WHAT IS NEEDED:
Repeat the listing in full, exactly as it stands.

DATA TO PROCESS:
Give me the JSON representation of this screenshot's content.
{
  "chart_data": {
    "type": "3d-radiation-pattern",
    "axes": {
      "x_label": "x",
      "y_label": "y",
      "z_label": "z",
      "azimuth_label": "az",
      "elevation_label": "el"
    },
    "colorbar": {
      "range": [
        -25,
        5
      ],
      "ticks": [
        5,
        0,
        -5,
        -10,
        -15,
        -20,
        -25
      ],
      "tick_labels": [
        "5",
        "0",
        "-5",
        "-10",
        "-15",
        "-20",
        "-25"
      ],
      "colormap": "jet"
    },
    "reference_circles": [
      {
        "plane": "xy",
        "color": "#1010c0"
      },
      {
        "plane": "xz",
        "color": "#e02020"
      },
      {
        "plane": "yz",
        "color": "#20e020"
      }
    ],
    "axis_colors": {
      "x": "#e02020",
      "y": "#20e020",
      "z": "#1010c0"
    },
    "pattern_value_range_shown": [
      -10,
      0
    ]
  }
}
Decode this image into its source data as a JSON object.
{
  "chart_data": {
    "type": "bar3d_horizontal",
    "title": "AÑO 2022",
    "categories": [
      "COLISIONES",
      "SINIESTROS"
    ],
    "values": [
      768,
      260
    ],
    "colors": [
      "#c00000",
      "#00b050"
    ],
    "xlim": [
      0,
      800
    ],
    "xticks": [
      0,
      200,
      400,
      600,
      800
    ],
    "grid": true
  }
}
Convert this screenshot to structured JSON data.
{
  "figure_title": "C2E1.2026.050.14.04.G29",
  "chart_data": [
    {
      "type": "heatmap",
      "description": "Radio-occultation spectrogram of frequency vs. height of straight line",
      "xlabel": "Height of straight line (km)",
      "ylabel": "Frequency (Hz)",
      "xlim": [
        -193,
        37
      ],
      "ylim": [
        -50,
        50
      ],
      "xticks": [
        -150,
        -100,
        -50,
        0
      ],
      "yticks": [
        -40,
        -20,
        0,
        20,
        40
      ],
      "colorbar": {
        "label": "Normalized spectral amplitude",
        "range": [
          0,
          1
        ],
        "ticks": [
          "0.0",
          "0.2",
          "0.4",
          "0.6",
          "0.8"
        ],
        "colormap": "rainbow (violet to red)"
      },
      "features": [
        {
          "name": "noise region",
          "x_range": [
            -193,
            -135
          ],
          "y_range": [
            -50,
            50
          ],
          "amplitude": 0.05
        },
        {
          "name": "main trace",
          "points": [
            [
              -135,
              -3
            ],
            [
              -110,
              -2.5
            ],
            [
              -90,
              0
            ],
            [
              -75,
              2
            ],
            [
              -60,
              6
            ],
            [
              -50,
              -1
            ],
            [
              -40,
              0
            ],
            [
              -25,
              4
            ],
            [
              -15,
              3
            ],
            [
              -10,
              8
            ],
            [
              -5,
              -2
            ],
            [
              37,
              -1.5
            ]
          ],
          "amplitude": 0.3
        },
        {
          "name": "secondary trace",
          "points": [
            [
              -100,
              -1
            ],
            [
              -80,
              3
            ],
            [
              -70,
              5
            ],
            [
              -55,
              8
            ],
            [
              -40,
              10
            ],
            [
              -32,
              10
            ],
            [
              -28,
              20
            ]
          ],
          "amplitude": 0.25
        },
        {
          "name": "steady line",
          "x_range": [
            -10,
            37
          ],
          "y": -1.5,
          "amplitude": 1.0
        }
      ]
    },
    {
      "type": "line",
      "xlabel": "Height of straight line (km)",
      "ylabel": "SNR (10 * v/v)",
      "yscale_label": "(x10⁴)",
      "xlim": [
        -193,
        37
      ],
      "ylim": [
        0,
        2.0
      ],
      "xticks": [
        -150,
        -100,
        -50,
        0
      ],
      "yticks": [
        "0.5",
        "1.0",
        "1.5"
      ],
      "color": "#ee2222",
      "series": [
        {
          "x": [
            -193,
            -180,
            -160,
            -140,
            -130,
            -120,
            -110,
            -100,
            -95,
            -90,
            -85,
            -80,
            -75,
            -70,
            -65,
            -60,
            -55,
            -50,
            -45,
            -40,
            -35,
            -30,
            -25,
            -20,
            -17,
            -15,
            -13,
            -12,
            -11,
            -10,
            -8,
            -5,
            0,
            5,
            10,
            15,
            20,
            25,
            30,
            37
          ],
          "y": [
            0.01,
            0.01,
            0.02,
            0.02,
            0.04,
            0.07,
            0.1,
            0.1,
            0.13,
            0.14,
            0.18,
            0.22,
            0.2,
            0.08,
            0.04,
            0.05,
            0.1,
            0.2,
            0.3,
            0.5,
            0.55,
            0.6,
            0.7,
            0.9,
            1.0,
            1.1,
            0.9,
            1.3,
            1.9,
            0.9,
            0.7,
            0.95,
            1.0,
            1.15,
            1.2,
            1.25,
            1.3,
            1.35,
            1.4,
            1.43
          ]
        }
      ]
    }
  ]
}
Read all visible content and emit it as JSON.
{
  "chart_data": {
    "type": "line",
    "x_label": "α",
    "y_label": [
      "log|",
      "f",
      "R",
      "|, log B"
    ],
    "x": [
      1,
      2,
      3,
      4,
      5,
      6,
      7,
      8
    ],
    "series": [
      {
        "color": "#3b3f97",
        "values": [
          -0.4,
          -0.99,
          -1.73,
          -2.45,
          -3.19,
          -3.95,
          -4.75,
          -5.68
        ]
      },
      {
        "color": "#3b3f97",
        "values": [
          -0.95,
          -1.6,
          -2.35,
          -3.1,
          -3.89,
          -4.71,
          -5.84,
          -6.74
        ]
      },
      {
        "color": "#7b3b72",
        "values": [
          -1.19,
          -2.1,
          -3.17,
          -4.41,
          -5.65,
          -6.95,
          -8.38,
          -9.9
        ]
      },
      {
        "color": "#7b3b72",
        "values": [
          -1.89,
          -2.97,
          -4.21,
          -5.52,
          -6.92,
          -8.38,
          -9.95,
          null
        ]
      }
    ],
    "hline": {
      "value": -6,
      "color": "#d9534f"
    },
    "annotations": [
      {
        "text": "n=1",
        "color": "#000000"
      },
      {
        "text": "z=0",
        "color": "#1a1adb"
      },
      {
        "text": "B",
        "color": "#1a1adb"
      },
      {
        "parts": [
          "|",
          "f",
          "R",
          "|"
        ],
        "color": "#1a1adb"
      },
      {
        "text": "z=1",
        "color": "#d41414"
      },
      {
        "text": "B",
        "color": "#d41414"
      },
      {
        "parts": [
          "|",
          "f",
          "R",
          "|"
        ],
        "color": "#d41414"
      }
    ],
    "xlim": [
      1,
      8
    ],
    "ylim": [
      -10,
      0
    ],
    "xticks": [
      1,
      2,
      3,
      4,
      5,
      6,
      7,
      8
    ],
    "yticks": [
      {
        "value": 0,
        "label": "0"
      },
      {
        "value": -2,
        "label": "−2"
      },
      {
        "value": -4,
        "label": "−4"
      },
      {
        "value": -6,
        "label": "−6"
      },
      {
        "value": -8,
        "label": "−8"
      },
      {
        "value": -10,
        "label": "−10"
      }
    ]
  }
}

OUTPUT FOR THIS TASK:
Give me the JSON representation of this screenshot's content.
{
  "chart_data": {
    "type": "3d-radiation-pattern",
    "axes": {
      "x_label": "x",
      "y_label": "y",
      "z_label": "z",
      "azimuth_label": "az",
      "elevation_label": "el"
    },
    "colorbar": {
      "range": [
        -25,
        5
      ],
      "ticks": [
        5,
        0,
        -5,
        -10,
        -15,
        -20,
        -25
      ],
      "tick_labels": [
        "5",
        "0",
        "-5",
        "-10",
        "-15",
        "-20",
        "-25"
      ],
      "colormap": "jet"
    },
    "reference_circles": [
      {
        "plane": "xy",
        "color": "#1010c0"
      },
      {
        "plane": "xz",
        "color": "#e02020"
      },
      {
        "plane": "yz",
        "color": "#20e020"
      }
    ],
    "axis_colors": {
      "x": "#e02020",
      "y": "#20e020",
      "z": "#1010c0"
    },
    "pattern_value_range_shown": [
      -10,
      0
    ]
  }
}
Decode this image into its source data as a JSON object.
{
  "chart_data": {
    "type": "bar3d_horizontal",
    "title": "AÑO 2022",
    "categories": [
      "COLISIONES",
      "SINIESTROS"
    ],
    "values": [
      768,
      260
    ],
    "colors": [
      "#c00000",
      "#00b050"
    ],
    "xlim": [
      0,
      800
    ],
    "xticks": [
      0,
      200,
      400,
      600,
      800
    ],
    "grid": true
  }
}
Convert this screenshot to structured JSON data.
{
  "figure_title": "C2E1.2026.050.14.04.G29",
  "chart_data": [
    {
      "type": "heatmap",
      "description": "Radio-occultation spectrogram of frequency vs. height of straight line",
      "xlabel": "Height of straight line (km)",
      "ylabel": "Frequency (Hz)",
      "xlim": [
        -193,
        37
      ],
      "ylim": [
        -50,
        50
      ],
      "xticks": [
        -150,
        -100,
        -50,
        0
      ],
      "yticks": [
        -40,
        -20,
        0,
        20,
        40
      ],
      "colorbar": {
        "label": "Normalized spectral amplitude",
        "range": [
          0,
          1
        ],
        "ticks": [
          "0.0",
          "0.2",
          "0.4",
          "0.6",
          "0.8"
        ],
        "colormap": "rainbow (violet to red)"
      },
      "features": [
        {
          "name": "noise region",
          "x_range": [
            -193,
            -135
          ],
          "y_range": [
            -50,
            50
          ],
          "amplitude": 0.05
        },
        {
          "name": "main trace",
          "points": [
            [
              -135,
              -3
            ],
            [
              -110,
              -2.5
            ],
            [
              -90,
              0
            ],
            [
              -75,
              2
            ],
            [
              -60,
              6
            ],
            [
              -50,
              -1
            ],
            [
              -40,
              0
            ],
            [
              -25,
              4
            ],
            [
              -15,
              3
            ],
            [
              -10,
              8
            ],
            [
              -5,
              -2
            ],
            [
              37,
              -1.5
            ]
          ],
          "amplitude": 0.3
        },
        {
          "name": "secondary trace",
          "points": [
            [
              -100,
              -1
            ],
            [
              -80,
              3
            ],
            [
              -70,
              5
            ],
            [
              -55,
              8
            ],
            [
              -40,
              10
            ],
            [
              -32,
              10
            ],
            [
              -28,
              20
            ]
          ],
          "amplitude": 0.25
        },
        {
          "name": "steady line",
          "x_range": [
            -10,
            37
          ],
          "y": -1.5,
          "amplitude": 1.0
        }
      ]
    },
    {
      "type": "line",
      "xlabel": "Height of straight line (km)",
      "ylabel": "SNR (10 * v/v)",
      "yscale_label": "(x10⁴)",
      "xlim": [
        -193,
        37
      ],
      "ylim": [
        0,
        2.0
      ],
      "xticks": [
        -150,
        -100,
        -50,
        0
      ],
      "yticks": [
        "0.5",
        "1.0",
        "1.5"
      ],
      "color": "#ee2222",
      "series": [
        {
          "x": [
            -193,
            -180,
            -160,
            -140,
            -130,
            -120,
            -110,
            -100,
            -95,
            -90,
            -85,
            -80,
            -75,
            -70,
            -65,
            -60,
            -55,
            -50,
            -45,
            -40,
            -35,
            -30,
            -25,
            -20,
            -17,
            -15,
            -13,
            -12,
            -11,
            -10,
            -8,
            -5,
            0,
            5,
            10,
            15,
            20,
            25,
            30,
            37
          ],
          "y": [
            0.01,
            0.01,
            0.02,
            0.02,
            0.04,
            0.07,
            0.1,
            0.1,
            0.13,
            0.14,
            0.18,
            0.22,
            0.2,
            0.08,
            0.04,
            0.05,
            0.1,
            0.2,
            0.3,
            0.5,
            0.55,
            0.6,
            0.7,
            0.9,
            1.0,
            1.1,
            0.9,
            1.3,
            1.9,
            0.9,
            0.7,
            0.95,
            1.0,
            1.15,
            1.2,
            1.25,
            1.3,
            1.35,
            1.4,
            1.43
          ]
        }
      ]
    }
  ]
}
Read all visible content and emit it as JSON.
{
  "chart_data": {
    "type": "line",
    "x_label": "α",
    "y_label": [
      "log|",
      "f",
      "R",
      "|, log B"
    ],
    "x": [
      1,
      2,
      3,
      4,
      5,
      6,
      7,
      8
    ],
    "series": [
      {
        "color": "#3b3f97",
        "values": [
          -0.4,
          -0.99,
          -1.73,
          -2.45,
          -3.19,
          -3.95,
          -4.75,
          -5.68
        ]
      },
      {
        "color": "#3b3f97",
        "values": [
          -0.95,
          -1.6,
          -2.35,
          -3.1,
          -3.89,
          -4.71,
          -5.84,
          -6.74
        ]
      },
      {
        "color": "#7b3b72",
        "values": [
          -1.19,
          -2.1,
          -3.17,
          -4.41,
          -5.65,
          -6.95,
          -8.38,
          -9.9
        ]
      },
      {
        "color": "#7b3b72",
        "values": [
          -1.89,
          -2.97,
          -4.21,
          -5.52,
          -6.92,
          -8.38,
          -9.95,
          null
        ]
      }
    ],
    "hline": {
      "value": -6,
      "color": "#d9534f"
    },
    "annotations": [
      {
        "text": "n=1",
        "color": "#000000"
      },
      {
        "text": "z=0",
        "color": "#1a1adb"
      },
      {
        "text": "B",
        "color": "#1a1adb"
      },
      {
        "parts": [
          "|",
          "f",
          "R",
          "|"
        ],
        "color": "#1a1adb"
      },
      {
        "text": "z=1",
        "color": "#d41414"
      },
      {
        "text": "B",
        "color": "#d41414"
      },
      {
        "parts": [
          "|",
          "f",
          "R",
          "|"
        ],
        "color": "#d41414"
      }
    ],
    "xlim": [
      1,
      8
    ],
    "ylim": [
      -10,
      0
    ],
    "xticks": [
      1,
      2,
      3,
      4,
      5,
      6,
      7,
      8
    ],
    "yticks": [
      {
        "value": 0,
        "label": "0"
      },
      {
        "value": -2,
        "label": "−2"
      },
      {
        "value": -4,
        "label": "−4"
      },
      {
        "value": -6,
        "label": "−6"
      },
      {
        "value": -8,
        "label": "−8"
      },
      {
        "value": -10,
        "label": "−10"
      }
    ]
  }
}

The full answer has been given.